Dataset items

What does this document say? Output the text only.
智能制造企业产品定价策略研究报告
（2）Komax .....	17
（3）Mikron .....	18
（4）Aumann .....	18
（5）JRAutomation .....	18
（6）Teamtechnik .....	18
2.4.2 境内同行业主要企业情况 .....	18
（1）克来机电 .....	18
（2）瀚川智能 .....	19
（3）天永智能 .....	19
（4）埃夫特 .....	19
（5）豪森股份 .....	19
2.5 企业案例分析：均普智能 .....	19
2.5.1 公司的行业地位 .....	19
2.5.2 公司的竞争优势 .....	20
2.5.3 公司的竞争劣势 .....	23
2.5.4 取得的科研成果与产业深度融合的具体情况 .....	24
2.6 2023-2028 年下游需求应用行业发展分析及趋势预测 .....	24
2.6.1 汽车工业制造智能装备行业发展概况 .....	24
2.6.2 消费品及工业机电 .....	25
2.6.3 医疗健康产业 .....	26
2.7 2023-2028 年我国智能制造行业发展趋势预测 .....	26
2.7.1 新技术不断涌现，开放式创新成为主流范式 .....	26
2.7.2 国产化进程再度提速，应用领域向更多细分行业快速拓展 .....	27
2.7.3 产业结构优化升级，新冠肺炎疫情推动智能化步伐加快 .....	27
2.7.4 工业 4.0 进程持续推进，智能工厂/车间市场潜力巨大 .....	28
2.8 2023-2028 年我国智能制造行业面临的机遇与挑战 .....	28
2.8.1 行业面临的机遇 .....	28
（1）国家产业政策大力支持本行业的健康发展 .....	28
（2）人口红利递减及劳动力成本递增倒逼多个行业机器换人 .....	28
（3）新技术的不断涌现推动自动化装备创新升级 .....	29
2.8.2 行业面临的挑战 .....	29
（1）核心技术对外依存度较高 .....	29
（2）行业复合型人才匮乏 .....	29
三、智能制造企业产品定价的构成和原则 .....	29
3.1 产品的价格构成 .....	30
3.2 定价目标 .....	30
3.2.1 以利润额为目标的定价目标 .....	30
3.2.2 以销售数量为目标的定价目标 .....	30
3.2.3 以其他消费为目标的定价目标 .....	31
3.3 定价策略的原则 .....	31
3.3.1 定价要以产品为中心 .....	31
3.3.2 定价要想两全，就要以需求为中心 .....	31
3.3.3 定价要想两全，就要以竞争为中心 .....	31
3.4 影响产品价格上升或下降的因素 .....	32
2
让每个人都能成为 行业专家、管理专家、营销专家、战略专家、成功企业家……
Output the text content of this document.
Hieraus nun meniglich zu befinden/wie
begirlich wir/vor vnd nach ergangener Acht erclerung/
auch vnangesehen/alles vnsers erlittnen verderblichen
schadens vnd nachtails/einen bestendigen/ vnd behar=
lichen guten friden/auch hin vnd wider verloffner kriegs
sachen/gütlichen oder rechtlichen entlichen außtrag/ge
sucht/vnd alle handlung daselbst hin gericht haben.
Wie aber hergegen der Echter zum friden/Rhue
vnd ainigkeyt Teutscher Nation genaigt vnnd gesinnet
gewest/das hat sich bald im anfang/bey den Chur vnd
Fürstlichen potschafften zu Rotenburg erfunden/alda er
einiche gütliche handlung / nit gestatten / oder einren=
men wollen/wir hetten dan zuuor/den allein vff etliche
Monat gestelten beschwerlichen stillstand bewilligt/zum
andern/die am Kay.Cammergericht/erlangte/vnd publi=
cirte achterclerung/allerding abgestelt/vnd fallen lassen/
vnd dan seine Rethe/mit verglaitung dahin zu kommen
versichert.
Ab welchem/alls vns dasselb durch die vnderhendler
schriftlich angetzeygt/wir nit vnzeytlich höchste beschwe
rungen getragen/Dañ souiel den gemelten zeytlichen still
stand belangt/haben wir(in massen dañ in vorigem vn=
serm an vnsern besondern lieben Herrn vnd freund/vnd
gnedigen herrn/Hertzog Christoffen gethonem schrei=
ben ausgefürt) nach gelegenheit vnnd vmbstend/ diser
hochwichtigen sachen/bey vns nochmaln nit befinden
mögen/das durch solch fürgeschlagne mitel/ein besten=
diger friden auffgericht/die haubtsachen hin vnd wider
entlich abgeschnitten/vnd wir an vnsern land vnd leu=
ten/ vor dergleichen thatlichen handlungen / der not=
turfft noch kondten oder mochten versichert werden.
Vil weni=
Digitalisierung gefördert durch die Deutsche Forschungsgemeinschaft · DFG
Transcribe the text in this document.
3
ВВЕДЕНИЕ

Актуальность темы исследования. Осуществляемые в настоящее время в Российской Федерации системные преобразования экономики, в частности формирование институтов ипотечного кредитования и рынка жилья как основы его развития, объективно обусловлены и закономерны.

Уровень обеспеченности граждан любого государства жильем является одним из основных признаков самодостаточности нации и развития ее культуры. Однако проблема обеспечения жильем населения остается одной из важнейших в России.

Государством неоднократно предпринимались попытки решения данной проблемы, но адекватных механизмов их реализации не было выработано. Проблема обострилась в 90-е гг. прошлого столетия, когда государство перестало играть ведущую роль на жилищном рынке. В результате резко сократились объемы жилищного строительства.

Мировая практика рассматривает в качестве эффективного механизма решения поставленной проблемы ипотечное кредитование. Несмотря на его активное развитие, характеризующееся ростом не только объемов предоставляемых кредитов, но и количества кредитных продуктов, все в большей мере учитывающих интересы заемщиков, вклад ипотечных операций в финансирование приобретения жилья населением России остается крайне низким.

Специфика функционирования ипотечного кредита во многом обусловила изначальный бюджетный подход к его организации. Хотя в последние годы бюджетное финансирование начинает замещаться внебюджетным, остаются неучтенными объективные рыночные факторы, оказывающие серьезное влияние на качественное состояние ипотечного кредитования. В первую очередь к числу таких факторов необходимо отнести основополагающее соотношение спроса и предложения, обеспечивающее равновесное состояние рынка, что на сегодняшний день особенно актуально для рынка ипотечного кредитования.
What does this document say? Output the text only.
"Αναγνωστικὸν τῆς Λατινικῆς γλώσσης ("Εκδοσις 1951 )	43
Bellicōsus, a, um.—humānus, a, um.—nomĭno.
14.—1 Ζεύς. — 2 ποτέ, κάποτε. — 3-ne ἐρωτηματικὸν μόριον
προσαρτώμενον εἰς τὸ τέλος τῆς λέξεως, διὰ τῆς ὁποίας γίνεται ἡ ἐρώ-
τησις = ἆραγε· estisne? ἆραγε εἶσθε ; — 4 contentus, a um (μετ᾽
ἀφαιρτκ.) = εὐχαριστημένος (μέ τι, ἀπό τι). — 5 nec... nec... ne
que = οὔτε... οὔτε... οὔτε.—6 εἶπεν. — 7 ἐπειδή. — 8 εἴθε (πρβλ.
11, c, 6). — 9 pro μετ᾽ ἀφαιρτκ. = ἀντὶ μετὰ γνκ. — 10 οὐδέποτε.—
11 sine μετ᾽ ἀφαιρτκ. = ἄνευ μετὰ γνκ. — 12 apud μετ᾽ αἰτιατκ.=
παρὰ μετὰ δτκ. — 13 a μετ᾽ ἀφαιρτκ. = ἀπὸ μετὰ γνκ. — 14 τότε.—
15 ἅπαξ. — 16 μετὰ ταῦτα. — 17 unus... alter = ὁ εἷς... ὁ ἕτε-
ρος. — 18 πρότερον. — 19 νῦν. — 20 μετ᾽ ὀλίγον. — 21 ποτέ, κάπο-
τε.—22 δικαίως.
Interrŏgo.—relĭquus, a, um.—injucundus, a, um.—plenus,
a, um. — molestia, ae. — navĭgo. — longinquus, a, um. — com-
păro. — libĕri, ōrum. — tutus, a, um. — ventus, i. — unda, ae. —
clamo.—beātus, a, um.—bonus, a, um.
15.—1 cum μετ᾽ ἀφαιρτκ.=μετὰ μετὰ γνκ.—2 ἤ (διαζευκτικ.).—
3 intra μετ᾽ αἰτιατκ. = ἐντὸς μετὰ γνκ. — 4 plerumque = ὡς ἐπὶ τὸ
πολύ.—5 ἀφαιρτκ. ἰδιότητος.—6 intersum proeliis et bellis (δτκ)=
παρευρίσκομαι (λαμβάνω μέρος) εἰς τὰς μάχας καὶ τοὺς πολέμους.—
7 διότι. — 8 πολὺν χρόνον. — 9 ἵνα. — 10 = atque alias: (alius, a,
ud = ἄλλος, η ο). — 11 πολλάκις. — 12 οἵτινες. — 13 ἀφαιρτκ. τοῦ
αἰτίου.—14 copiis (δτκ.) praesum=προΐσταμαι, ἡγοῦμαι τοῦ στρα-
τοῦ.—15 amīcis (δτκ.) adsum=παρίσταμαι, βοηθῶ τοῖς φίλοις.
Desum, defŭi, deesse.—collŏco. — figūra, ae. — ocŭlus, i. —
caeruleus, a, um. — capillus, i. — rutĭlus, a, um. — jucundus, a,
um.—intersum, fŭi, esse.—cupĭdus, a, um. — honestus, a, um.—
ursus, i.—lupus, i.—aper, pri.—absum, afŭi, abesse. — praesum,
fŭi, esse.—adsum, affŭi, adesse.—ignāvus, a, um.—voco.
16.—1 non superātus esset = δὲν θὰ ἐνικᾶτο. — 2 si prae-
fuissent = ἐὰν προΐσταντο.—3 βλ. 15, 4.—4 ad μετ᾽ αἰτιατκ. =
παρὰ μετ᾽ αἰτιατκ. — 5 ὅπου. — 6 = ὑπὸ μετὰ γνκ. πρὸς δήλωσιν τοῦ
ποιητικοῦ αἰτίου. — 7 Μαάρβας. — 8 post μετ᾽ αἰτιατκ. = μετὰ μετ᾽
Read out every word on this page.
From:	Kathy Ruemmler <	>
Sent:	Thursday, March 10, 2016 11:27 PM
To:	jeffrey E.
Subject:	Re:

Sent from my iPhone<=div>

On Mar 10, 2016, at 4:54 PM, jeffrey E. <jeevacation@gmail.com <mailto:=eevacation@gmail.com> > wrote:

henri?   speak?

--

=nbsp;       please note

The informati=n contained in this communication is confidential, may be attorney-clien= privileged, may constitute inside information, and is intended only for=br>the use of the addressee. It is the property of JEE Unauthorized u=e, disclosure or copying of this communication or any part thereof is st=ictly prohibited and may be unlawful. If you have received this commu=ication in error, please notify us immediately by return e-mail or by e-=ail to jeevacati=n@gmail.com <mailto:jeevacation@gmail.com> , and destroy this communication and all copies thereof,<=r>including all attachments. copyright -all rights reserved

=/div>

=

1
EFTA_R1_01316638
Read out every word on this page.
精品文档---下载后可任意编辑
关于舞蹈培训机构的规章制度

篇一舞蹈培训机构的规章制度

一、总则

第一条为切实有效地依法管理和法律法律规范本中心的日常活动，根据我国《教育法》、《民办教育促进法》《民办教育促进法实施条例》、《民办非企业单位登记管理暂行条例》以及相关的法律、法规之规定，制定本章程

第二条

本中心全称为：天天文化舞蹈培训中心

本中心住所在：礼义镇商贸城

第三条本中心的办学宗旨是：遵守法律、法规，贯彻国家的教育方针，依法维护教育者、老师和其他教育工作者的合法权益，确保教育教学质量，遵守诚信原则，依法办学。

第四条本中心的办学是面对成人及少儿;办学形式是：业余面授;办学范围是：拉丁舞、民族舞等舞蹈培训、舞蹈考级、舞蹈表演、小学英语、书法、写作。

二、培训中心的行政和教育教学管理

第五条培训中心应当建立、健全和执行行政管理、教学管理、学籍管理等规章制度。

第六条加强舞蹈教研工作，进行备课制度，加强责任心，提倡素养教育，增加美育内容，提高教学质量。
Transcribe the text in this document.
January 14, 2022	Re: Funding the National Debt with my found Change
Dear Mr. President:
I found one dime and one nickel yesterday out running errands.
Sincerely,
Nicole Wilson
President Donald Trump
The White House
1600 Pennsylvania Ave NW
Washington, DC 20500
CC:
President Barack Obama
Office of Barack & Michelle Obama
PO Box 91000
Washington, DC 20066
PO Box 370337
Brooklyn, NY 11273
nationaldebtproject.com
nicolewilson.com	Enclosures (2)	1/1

## Set task
Extract lines where the string "jeffrey" occurs.

## Written response
To:	jeffrey E.
On Mar 10, 2016, at 4:54 PM, jeffrey E. <jeevacation@gmail.com <mailto:=eevacation@gmail.com> > wrote:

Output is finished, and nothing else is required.